**Extracted records:**
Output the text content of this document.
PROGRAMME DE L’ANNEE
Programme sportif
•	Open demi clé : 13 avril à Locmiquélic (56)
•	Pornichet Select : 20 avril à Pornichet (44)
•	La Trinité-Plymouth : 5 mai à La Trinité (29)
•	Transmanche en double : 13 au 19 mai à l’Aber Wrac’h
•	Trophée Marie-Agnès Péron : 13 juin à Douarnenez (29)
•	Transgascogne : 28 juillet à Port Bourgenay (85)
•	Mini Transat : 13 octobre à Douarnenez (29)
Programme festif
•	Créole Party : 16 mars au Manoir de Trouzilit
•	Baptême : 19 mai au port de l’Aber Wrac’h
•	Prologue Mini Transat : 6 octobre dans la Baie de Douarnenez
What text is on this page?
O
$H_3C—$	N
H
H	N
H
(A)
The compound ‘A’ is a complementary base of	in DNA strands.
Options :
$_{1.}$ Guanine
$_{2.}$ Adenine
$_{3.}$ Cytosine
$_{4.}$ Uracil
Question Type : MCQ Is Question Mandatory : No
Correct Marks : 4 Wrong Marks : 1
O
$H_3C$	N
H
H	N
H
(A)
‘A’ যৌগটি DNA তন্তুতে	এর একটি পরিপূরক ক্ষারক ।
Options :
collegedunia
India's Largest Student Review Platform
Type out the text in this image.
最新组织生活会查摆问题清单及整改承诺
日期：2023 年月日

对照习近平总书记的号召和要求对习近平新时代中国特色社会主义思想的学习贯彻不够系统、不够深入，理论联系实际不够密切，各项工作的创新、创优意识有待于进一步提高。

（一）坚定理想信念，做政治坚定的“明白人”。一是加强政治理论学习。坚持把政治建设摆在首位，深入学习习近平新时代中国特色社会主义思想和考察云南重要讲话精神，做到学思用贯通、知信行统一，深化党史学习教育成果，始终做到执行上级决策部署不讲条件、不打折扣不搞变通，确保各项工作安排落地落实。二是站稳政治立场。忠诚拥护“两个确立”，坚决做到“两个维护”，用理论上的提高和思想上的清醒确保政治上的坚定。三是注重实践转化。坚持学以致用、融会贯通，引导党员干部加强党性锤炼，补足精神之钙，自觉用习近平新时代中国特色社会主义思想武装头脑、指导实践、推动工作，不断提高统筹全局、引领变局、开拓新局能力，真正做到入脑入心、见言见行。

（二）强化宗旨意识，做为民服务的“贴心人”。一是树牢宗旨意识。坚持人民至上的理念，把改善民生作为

**EXERCISE TASK:** Each line in the material either holds the string "Mini" or does not. State how many do, and nothing else.

**TASK OUTPUT:** 2